== QUÉ SE PIDE ==
1) Responde estas preguntas con los datos del texto sobre la riqueza en Escandinavia y Chile:
(a) ¿Qué cifra muestra Sudáfrica?
(b) ¿De qué porcentaje a cuál redujo Chile la pobreza?
(c) ¿A qué tasa impositiva se acerca Escandinavia según lo que observa la señora Bachelet?
2) Resume en una o dos oraciones el párrafo que empieza con "Cuando la señora Bachelet examina" del texto sobre la riqueza en Escandinavia y Chile, sin perder sus datos principales.
3) Retoma el texto sobre la riqueza en Escandinavia y Chile a partir de la pregunta con la que termina y continúalo.

== PASAJE SELECCIONADO ==
Es verdad que los países escandinavos, los mejor organizados y ricos del planeta, se mueven en una franja entre 20 y 30, pero Kenya exhibe un honroso 29 que sólo demuestra que la poca riqueza que produce está menos mal repartida que la que muestra Sudáfrica con 63.1, uno de los peores guarismos del mundo.

Es una lástima que, pese a su experiencia como jefe de gobierno, la señora Bachelet no haya advertido que su país logró ponerse a la cabeza de América Latina, y consiguió reducir la pobreza de un 45% a un 13%, no repartiendo, sino creando riqueza.

Cuando la señora Bachelet examina a las sociedades escandinavas observa que hay en ellas un alto nivel de riqueza e igualdad junto a una tasa impositiva cercana al 50% del PIB y supone, equivocadamente, que los tres datos se encadenan. Incurre en un non sequitur.

Sencillamente, no es cierto. La riqueza escandinava, como la de cualquier sociedad, se debe a la laboriosidad y la creatividad de todos los trabajadores dentro de las empresas, desde el presidente hasta el señor de la limpieza, pasando por los ejecutivos.

Supongo que ella entiende que donde únicamente se crea riqueza es en actividades que generan beneficio, ahorran, innovan e invierten. Es decir, en las empresas, de cualquier tamaño que sean.

¿Y por qué está mejor repartida la riqueza en Escandinavia que en Chile?

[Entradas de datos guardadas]

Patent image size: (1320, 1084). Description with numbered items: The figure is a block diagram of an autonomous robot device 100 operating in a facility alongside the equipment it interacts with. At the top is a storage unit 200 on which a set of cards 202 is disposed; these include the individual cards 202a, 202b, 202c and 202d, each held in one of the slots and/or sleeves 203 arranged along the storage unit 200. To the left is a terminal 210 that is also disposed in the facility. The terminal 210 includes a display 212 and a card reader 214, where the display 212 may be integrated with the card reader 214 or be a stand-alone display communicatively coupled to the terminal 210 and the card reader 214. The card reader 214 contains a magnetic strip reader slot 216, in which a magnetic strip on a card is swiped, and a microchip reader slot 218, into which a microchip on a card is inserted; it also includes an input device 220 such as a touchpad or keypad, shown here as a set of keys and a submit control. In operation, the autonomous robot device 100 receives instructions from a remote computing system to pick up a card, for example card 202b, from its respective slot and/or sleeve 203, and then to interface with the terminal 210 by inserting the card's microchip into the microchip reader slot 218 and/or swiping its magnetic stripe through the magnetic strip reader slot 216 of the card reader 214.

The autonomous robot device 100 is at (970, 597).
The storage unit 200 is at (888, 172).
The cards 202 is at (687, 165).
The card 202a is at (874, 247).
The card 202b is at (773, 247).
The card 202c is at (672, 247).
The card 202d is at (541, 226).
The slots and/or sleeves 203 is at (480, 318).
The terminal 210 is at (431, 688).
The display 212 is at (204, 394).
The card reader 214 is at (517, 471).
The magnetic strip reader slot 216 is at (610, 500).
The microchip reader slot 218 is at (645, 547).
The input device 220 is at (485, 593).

== RESULTADOS EN ORDEN ==
1)
(a) 63.1, uno de los peores guarismos del mundo.
(b) Del 45% al 13%.
(c) A una tasa cercana al 50% del PIB.

2) La señora Bachelet observa en las sociedades escandinavas mucha riqueza e igualdad y una tasa impositiva cercana al 50% del PIB, y supone por error que los tres datos se encadenan. Incurre así en un non sequitur.

3)
Los socialistas suelen pensar que es el resultado de la alta tasa impositiva, pero no es verdad. La falacia lógica parte de creer que la consecuencia se deriva de la premisa, cuando no es así. Sucede a la inversa: el alto gasto público es posible (aunque no sea conveniente) porque la sociedad segrega una gran cantidad de excedente.   

Lo que genera la equidad en las sociedades prósperas y abiertas es la calidad de su aparato productivo. Si una sociedad fabrica maquinarias apreciadas, objetos con alto contenido tecnológico, medicinas valiosas y originales, o suministra servicios sofisticados por medio de su tejido empresarial, será recompensada por el mercado y podrá y tendrá que pagarles a los trabajadores un salario sustancial de acuerdo con sus calificaciones para poder reclutarlos y competir.

Si Bachelet desea reducir la pobreza chilena y construir una sociedad más equitativa, no debe generar una atmósfera de lucha de clases y obstaculizar la labor de las empresas, sino todo lo contrario: debe facilitarla.

¿Cómo? Propiciando las inversiones nacionales y extranjeras con un clima económico y legal hospitalario; agilizando y simplificando los trámites burocráticos, incluida la solución de los inevitables conflictos; facilitando la entrada al mercado de los emprendedores; estimulando la investigación; creando infraestructuras (puertos marítimos y aéreos, carreteras, telefonía, electrificación, Internet) que aceleren las transacciones; multiplicando el capital humano y cultivando la estabilidad institucional, la transparencia y la honradez administrativa.

Es verdad que ese tipo de gobierno no gana titulares de periódicos ni el aplauso de la devastadora izquierda revolucionaria, pero logra multiplicar la riqueza, disminuye la pobreza y aumenta el porcentaje de la renta que recibe la clase trabajadora.

Lo dicho: ¿para qué imitar a Venezuela cuando se puede emular a Suiza? Casi nadie sabe quién es el presidente de Suiza, pero hacia ese país se abalanza el dinero cada vez que hay una crisis. Por algo será.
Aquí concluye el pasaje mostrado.